* _GIVEN REQUEST_: Pick out each line of the records in which the word "this" appears.

(Extracted records)
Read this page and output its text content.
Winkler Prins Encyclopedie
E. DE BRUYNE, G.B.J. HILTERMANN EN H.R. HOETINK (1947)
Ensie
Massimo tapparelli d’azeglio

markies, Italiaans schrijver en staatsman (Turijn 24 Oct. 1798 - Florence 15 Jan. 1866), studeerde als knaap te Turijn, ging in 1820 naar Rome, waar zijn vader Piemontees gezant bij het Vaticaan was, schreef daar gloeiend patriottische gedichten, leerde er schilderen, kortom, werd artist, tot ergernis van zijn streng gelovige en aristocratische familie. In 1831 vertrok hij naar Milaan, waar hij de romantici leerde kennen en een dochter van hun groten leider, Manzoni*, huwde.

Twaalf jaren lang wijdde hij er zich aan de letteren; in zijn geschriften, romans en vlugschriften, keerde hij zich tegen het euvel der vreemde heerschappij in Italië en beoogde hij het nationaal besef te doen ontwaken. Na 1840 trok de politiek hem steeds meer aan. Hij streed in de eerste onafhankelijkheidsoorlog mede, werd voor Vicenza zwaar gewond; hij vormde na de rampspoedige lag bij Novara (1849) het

* * *

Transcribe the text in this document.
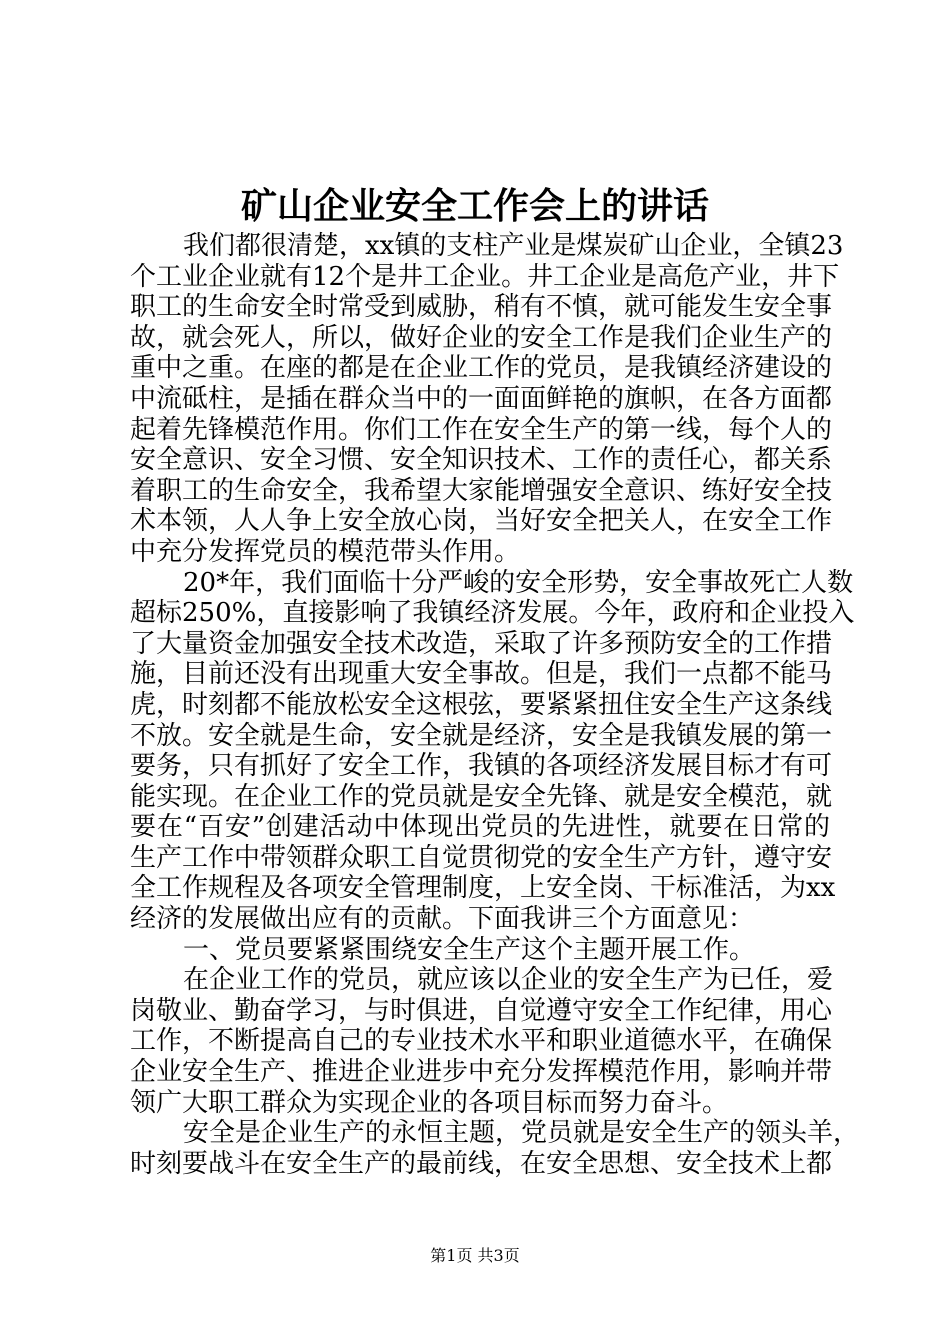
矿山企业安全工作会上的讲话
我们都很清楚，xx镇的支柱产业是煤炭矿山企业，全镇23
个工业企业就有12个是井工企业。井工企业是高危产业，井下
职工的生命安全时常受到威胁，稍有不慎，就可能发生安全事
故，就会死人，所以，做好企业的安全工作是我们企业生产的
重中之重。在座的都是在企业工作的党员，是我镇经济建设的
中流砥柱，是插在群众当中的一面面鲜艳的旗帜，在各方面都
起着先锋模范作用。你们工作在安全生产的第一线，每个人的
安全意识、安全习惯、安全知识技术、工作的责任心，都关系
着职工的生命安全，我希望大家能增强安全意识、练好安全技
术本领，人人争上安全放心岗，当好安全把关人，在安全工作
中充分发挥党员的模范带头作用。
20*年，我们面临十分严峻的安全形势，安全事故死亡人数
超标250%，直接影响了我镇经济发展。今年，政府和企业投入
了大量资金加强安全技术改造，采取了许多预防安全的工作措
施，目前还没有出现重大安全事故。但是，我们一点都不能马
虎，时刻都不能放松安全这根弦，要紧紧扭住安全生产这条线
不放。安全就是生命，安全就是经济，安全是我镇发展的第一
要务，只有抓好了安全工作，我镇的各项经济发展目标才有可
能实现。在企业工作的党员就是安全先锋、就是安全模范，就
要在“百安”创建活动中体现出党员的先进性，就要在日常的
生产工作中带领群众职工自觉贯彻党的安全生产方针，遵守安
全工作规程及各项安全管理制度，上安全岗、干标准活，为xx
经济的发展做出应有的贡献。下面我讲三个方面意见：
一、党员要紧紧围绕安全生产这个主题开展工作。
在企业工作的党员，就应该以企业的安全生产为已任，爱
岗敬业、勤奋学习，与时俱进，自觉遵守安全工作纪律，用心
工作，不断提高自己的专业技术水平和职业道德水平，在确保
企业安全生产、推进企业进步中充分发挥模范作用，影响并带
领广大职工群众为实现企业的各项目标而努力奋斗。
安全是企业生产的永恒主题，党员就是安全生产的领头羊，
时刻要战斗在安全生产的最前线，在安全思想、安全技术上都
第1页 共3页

* _EXERCISE ANSWER_:
Read this page and output its text content.
Transcribe the text in this document.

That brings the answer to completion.